WRITTEN REQUEST: The data below is to be returned in full and exactly.

========================

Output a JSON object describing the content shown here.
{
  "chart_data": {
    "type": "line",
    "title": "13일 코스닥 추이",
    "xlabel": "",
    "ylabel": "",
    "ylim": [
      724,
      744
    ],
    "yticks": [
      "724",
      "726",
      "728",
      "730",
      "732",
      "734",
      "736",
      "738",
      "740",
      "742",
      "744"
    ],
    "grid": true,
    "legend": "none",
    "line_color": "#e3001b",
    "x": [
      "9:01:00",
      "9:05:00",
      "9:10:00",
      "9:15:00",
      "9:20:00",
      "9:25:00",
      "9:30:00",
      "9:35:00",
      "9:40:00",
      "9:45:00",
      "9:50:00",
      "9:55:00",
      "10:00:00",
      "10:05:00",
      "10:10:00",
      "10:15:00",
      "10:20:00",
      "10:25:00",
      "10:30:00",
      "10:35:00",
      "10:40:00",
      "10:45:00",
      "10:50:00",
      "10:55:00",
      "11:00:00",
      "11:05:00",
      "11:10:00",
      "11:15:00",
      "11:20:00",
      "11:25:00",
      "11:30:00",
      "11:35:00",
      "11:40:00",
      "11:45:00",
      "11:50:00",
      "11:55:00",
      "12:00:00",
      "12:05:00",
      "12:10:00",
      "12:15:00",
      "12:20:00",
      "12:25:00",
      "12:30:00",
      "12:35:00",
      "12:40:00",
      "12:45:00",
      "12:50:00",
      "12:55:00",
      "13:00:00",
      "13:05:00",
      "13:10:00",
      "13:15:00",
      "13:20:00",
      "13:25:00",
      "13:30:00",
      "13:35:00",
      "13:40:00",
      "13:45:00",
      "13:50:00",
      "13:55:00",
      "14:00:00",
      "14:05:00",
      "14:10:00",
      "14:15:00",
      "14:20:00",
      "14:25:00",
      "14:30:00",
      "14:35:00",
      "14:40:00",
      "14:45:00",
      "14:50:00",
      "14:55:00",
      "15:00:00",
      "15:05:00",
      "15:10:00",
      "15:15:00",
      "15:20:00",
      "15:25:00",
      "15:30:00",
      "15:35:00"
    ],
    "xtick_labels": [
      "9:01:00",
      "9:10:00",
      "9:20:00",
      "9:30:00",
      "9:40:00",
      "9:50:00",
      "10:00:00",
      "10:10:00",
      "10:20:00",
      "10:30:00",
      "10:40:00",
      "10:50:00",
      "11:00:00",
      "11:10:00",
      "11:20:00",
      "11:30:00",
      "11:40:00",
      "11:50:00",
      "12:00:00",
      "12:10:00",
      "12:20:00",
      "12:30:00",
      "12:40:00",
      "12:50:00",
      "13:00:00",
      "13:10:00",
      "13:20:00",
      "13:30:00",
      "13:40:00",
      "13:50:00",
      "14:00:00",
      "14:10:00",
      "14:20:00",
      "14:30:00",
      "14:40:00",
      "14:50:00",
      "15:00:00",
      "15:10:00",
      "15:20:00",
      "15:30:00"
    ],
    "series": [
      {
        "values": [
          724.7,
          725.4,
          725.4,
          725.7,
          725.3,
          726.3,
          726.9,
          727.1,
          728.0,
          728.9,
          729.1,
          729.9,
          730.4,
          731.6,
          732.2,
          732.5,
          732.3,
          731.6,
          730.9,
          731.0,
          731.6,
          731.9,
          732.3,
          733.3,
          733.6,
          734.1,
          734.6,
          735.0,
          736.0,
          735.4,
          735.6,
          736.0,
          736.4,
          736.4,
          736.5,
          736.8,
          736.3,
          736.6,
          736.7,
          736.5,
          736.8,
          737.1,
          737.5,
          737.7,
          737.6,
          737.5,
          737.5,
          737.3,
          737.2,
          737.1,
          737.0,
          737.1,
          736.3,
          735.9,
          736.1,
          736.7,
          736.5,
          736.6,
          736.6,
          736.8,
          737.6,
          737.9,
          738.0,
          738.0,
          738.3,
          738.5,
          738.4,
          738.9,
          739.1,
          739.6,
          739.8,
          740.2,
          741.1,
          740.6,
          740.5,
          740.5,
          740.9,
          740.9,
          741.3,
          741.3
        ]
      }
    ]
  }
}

========================

THE RESULT:
Output a JSON object describing the content shown here.
{
  "chart_data": {
    "type": "line",
    "title": "13일 코스닥 추이",
    "xlabel": "",
    "ylabel": "",
    "ylim": [
      724,
      744
    ],
    "yticks": [
      "724",
      "726",
      "728",
      "730",
      "732",
      "734",
      "736",
      "738",
      "740",
      "742",
      "744"
    ],
    "grid": true,
    "legend": "none",
    "line_color": "#e3001b",
    "x": [
      "9:01:00",
      "9:05:00",
      "9:10:00",
      "9:15:00",
      "9:20:00",
      "9:25:00",
      "9:30:00",
      "9:35:00",
      "9:40:00",
      "9:45:00",
      "9:50:00",
      "9:55:00",
      "10:00:00",
      "10:05:00",
      "10:10:00",
      "10:15:00",
      "10:20:00",
      "10:25:00",
      "10:30:00",
      "10:35:00",
      "10:40:00",
      "10:45:00",
      "10:50:00",
      "10:55:00",
      "11:00:00",
      "11:05:00",
      "11:10:00",
      "11:15:00",
      "11:20:00",
      "11:25:00",
      "11:30:00",
      "11:35:00",
      "11:40:00",
      "11:45:00",
      "11:50:00",
      "11:55:00",
      "12:00:00",
      "12:05:00",
      "12:10:00",
      "12:15:00",
      "12:20:00",
      "12:25:00",
      "12:30:00",
      "12:35:00",
      "12:40:00",
      "12:45:00",
      "12:50:00",
      "12:55:00",
      "13:00:00",
      "13:05:00",
      "13:10:00",
      "13:15:00",
      "13:20:00",
      "13:25:00",
      "13:30:00",
      "13:35:00",
      "13:40:00",
      "13:45:00",
      "13:50:00",
      "13:55:00",
      "14:00:00",
      "14:05:00",
      "14:10:00",
      "14:15:00",
      "14:20:00",
      "14:25:00",
      "14:30:00",
      "14:35:00",
      "14:40:00",
      "14:45:00",
      "14:50:00",
      "14:55:00",
      "15:00:00",
      "15:05:00",
      "15:10:00",
      "15:15:00",
      "15:20:00",
      "15:25:00",
      "15:30:00",
      "15:35:00"
    ],
    "xtick_labels": [
      "9:01:00",
      "9:10:00",
      "9:20:00",
      "9:30:00",
      "9:40:00",
      "9:50:00",
      "10:00:00",
      "10:10:00",
      "10:20:00",
      "10:30:00",
      "10:40:00",
      "10:50:00",
      "11:00:00",
      "11:10:00",
      "11:20:00",
      "11:30:00",
      "11:40:00",
      "11:50:00",
      "12:00:00",
      "12:10:00",
      "12:20:00",
      "12:30:00",
      "12:40:00",
      "12:50:00",
      "13:00:00",
      "13:10:00",
      "13:20:00",
      "13:30:00",
      "13:40:00",
      "13:50:00",
      "14:00:00",
      "14:10:00",
      "14:20:00",
      "14:30:00",
      "14:40:00",
      "14:50:00",
      "15:00:00",
      "15:10:00",
      "15:20:00",
      "15:30:00"
    ],
    "series": [
      {
        "values": [
          724.7,
          725.4,
          725.4,
          725.7,
          725.3,
          726.3,
          726.9,
          727.1,
          728.0,
          728.9,
          729.1,
          729.9,
          730.4,
          731.6,
          732.2,
          732.5,
          732.3,
          731.6,
          730.9,
          731.0,
          731.6,
          731.9,
          732.3,
          733.3,
          733.6,
          734.1,
          734.6,
          735.0,
          736.0,
          735.4,
          735.6,
          736.0,
          736.4,
          736.4,
          736.5,
          736.8,
          736.3,
          736.6,
          736.7,
          736.5,
          736.8,
          737.1,
          737.5,
          737.7,
          737.6,
          737.5,
          737.5,
          737.3,
          737.2,
          737.1,
          737.0,
          737.1,
          736.3,
          735.9,
          736.1,
          736.7,
          736.5,
          736.6,
          736.6,
          736.8,
          737.6,
          737.9,
          738.0,
          738.0,
          738.3,
          738.5,
          738.4,
          738.9,
          739.1,
          739.6,
          739.8,
          740.2,
          741.1,
          740.6,
          740.5,
          740.5,
          740.9,
          740.9,
          741.3,
          741.3
        ]
      }
    ]
  }
}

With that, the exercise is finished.